— BEGIN —

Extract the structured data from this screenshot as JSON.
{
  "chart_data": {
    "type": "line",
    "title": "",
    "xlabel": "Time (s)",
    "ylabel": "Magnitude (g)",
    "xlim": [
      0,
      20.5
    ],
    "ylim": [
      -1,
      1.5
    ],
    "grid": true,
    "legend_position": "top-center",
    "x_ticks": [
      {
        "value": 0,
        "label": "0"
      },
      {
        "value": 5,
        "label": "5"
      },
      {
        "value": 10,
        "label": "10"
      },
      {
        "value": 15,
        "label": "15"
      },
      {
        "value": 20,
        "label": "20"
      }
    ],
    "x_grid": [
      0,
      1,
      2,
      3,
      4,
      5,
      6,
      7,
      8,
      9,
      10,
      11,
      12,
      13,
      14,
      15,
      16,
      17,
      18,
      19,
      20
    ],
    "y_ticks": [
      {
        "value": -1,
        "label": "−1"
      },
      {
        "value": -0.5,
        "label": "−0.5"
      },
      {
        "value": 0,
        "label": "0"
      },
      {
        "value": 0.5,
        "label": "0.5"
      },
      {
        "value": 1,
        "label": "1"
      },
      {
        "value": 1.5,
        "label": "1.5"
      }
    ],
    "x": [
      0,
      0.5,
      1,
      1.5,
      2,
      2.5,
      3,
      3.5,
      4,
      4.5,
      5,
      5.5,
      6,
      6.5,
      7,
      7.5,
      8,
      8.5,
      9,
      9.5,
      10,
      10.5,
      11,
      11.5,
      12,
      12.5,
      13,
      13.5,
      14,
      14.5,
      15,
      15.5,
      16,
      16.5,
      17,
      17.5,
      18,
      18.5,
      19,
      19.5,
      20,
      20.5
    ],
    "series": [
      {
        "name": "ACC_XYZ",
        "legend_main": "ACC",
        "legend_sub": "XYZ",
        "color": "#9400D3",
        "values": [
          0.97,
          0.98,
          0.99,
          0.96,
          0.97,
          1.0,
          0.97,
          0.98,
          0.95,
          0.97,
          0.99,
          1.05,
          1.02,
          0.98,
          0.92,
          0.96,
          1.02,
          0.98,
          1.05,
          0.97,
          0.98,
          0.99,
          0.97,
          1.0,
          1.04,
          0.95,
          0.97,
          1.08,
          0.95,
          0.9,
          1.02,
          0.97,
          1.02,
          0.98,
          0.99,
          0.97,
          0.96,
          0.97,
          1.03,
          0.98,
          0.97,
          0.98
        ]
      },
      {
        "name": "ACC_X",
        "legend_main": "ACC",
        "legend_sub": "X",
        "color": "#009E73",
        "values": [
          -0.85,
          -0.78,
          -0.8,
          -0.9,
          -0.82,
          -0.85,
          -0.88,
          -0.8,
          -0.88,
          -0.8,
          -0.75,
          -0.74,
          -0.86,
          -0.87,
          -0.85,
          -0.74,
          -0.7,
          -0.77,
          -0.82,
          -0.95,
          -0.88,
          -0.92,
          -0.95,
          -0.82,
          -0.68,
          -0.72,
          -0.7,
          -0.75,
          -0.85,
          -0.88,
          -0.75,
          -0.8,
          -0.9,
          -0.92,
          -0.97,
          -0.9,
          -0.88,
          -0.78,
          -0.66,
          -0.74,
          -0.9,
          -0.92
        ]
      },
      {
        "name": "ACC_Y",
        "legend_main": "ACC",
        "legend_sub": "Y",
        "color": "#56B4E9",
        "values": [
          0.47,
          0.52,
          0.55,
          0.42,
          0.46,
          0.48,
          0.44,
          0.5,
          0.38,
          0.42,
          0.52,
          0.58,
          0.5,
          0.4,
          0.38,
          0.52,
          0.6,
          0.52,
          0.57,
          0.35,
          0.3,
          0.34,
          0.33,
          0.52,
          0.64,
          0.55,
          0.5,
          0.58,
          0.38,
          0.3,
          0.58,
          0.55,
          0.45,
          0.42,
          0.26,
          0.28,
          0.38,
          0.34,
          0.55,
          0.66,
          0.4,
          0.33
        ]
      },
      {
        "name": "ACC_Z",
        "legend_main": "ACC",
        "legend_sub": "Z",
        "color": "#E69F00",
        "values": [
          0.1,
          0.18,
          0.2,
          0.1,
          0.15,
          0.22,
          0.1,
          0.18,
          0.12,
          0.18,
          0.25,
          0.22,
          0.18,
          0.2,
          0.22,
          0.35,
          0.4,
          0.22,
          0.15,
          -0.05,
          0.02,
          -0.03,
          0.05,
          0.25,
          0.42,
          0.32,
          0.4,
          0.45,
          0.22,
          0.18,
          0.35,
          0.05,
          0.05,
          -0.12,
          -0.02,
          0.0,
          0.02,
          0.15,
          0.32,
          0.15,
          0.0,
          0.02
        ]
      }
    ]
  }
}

— END —

### GOAL OF THE EXERCISE
Transcribe the data above in full, exactly.

### FINISHED ANSWER
Extract the structured data from this screenshot as JSON.
{
  "chart_data": {
    "type": "line",
    "title": "",
    "xlabel": "Time (s)",
    "ylabel": "Magnitude (g)",
    "xlim": [
      0,
      20.5
    ],
    "ylim": [
      -1,
      1.5
    ],
    "grid": true,
    "legend_position": "top-center",
    "x_ticks": [
      {
        "value": 0,
        "label": "0"
      },
      {
        "value": 5,
        "label": "5"
      },
      {
        "value": 10,
        "label": "10"
      },
      {
        "value": 15,
        "label": "15"
      },
      {
        "value": 20,
        "label": "20"
      }
    ],
    "x_grid": [
      0,
      1,
      2,
      3,
      4,
      5,
      6,
      7,
      8,
      9,
      10,
      11,
      12,
      13,
      14,
      15,
      16,
      17,
      18,
      19,
      20
    ],
    "y_ticks": [
      {
        "value": -1,
        "label": "−1"
      },
      {
        "value": -0.5,
        "label": "−0.5"
      },
      {
        "value": 0,
        "label": "0"
      },
      {
        "value": 0.5,
        "label": "0.5"
      },
      {
        "value": 1,
        "label": "1"
      },
      {
        "value": 1.5,
        "label": "1.5"
      }
    ],
    "x": [
      0,
      0.5,
      1,
      1.5,
      2,
      2.5,
      3,
      3.5,
      4,
      4.5,
      5,
      5.5,
      6,
      6.5,
      7,
      7.5,
      8,
      8.5,
      9,
      9.5,
      10,
      10.5,
      11,
      11.5,
      12,
      12.5,
      13,
      13.5,
      14,
      14.5,
      15,
      15.5,
      16,
      16.5,
      17,
      17.5,
      18,
      18.5,
      19,
      19.5,
      20,
      20.5
    ],
    "series": [
      {
        "name": "ACC_XYZ",
        "legend_main": "ACC",
        "legend_sub": "XYZ",
        "color": "#9400D3",
        "values": [
          0.97,
          0.98,
          0.99,
          0.96,
          0.97,
          1.0,
          0.97,
          0.98,
          0.95,
          0.97,
          0.99,
          1.05,
          1.02,
          0.98,
          0.92,
          0.96,
          1.02,
          0.98,
          1.05,
          0.97,
          0.98,
          0.99,
          0.97,
          1.0,
          1.04,
          0.95,
          0.97,
          1.08,
          0.95,
          0.9,
          1.02,
          0.97,
          1.02,
          0.98,
          0.99,
          0.97,
          0.96,
          0.97,
          1.03,
          0.98,
          0.97,
          0.98
        ]
      },
      {
        "name": "ACC_X",
        "legend_main": "ACC",
        "legend_sub": "X",
        "color": "#009E73",
        "values": [
          -0.85,
          -0.78,
          -0.8,
          -0.9,
          -0.82,
          -0.85,
          -0.88,
          -0.8,
          -0.88,
          -0.8,
          -0.75,
          -0.74,
          -0.86,
          -0.87,
          -0.85,
          -0.74,
          -0.7,
          -0.77,
          -0.82,
          -0.95,
          -0.88,
          -0.92,
          -0.95,
          -0.82,
          -0.68,
          -0.72,
          -0.7,
          -0.75,
          -0.85,
          -0.88,
          -0.75,
          -0.8,
          -0.9,
          -0.92,
          -0.97,
          -0.9,
          -0.88,
          -0.78,
          -0.66,
          -0.74,
          -0.9,
          -0.92
        ]
      },
      {
        "name": "ACC_Y",
        "legend_main": "ACC",
        "legend_sub": "Y",
        "color": "#56B4E9",
        "values": [
          0.47,
          0.52,
          0.55,
          0.42,
          0.46,
          0.48,
          0.44,
          0.5,
          0.38,
          0.42,
          0.52,
          0.58,
          0.5,
          0.4,
          0.38,
          0.52,
          0.6,
          0.52,
          0.57,
          0.35,
          0.3,
          0.34,
          0.33,
          0.52,
          0.64,
          0.55,
          0.5,
          0.58,
          0.38,
          0.3,
          0.58,
          0.55,
          0.45,
          0.42,
          0.26,
          0.28,
          0.38,
          0.34,
          0.55,
          0.66,
          0.4,
          0.33
        ]
      },
      {
        "name": "ACC_Z",
        "legend_main": "ACC",
        "legend_sub": "Z",
        "color": "#E69F00",
        "values": [
          0.1,
          0.18,
          0.2,
          0.1,
          0.15,
          0.22,
          0.1,
          0.18,
          0.12,
          0.18,
          0.25,
          0.22,
          0.18,
          0.2,
          0.22,
          0.35,
          0.4,
          0.22,
          0.15,
          -0.05,
          0.02,
          -0.03,
          0.05,
          0.25,
          0.42,
          0.32,
          0.4,
          0.45,
          0.22,
          0.18,
          0.35,
          0.05,
          0.05,
          -0.12,
          -0.02,
          0.0,
          0.02,
          0.15,
          0.32,
          0.15,
          0.0,
          0.02
        ]
      }
    ]
  }
}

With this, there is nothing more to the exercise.